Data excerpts
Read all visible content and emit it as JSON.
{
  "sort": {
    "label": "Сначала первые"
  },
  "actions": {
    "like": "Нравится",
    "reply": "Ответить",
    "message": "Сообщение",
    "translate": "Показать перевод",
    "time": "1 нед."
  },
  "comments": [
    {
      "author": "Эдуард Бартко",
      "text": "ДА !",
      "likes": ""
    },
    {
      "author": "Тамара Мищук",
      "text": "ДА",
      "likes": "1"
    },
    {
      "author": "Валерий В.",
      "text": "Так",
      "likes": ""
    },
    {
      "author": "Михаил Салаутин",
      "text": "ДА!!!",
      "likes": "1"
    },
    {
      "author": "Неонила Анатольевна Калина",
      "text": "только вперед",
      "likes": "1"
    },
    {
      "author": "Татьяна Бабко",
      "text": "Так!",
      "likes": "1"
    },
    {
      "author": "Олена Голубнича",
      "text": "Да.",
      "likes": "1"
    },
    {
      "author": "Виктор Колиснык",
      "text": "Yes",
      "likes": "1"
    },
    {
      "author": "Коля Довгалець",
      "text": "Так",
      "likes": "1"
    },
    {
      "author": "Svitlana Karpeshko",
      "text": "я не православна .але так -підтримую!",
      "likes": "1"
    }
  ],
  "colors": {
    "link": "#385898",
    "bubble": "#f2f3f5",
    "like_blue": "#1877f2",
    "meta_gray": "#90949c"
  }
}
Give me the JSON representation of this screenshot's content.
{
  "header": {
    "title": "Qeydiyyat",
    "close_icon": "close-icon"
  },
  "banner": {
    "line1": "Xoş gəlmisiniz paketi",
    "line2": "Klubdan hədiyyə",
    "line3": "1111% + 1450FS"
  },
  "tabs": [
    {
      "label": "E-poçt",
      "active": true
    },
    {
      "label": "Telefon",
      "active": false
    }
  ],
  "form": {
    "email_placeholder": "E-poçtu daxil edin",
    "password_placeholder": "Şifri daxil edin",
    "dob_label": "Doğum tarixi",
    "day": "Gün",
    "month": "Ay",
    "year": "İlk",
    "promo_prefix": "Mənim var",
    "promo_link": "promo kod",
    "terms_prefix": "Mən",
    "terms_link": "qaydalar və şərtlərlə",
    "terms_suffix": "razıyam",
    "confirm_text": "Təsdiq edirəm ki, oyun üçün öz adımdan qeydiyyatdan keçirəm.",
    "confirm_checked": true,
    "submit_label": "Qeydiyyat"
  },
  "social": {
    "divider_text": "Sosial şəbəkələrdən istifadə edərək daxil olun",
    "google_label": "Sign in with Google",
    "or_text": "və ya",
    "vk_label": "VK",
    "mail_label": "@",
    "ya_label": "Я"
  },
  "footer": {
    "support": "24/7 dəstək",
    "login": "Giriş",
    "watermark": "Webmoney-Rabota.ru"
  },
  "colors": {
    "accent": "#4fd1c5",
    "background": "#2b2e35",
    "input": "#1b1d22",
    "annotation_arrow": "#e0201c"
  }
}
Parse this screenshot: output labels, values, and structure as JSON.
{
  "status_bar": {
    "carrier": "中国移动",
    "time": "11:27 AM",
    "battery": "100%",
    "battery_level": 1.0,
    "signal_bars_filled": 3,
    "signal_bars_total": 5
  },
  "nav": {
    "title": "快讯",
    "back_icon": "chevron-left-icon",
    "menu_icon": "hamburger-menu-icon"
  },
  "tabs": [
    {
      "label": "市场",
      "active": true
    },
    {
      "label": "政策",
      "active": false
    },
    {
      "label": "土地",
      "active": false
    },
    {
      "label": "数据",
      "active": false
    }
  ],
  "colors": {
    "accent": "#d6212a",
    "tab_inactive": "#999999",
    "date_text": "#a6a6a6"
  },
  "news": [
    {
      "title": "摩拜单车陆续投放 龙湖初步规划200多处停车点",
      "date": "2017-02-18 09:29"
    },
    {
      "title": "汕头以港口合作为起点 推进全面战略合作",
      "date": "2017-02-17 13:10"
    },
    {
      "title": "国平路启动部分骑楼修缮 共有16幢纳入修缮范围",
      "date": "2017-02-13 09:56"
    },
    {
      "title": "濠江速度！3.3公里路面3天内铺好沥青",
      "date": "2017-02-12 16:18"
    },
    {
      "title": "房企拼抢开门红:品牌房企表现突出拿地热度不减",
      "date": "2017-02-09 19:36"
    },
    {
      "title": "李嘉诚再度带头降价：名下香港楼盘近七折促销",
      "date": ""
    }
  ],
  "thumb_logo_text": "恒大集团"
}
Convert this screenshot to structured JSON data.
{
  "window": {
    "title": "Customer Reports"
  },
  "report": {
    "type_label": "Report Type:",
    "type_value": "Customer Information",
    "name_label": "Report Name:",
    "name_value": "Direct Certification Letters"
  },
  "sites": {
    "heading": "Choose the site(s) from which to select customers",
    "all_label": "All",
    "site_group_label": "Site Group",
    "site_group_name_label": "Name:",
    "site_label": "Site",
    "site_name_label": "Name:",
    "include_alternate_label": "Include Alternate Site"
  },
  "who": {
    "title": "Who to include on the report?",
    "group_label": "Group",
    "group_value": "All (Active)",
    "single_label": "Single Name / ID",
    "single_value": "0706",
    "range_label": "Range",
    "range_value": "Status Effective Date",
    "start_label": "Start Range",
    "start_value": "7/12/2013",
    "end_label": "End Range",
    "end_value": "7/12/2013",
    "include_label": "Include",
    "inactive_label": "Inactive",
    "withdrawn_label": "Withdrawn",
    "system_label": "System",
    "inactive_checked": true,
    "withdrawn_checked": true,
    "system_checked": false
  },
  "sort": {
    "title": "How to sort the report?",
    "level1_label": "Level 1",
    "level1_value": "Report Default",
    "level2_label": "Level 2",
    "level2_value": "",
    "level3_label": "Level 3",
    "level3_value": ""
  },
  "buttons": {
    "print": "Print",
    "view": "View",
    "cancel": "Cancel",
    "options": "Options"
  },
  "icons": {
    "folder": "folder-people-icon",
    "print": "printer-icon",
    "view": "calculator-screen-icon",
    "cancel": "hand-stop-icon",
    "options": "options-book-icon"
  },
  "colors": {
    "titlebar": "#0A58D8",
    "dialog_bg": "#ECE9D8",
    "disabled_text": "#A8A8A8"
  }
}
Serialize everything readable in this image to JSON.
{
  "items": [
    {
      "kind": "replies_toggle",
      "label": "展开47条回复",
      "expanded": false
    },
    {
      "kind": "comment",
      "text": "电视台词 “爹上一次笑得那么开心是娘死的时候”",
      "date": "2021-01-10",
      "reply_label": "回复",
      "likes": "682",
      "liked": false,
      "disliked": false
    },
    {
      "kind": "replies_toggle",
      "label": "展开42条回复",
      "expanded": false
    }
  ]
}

■ Task details
Consider the entries above and return each line with the string "screenshot".

■ Worked solution
Give me the JSON representation of this screenshot's content.
Parse this screenshot: output labels, values, and structure as JSON.
Convert this screenshot to structured JSON data.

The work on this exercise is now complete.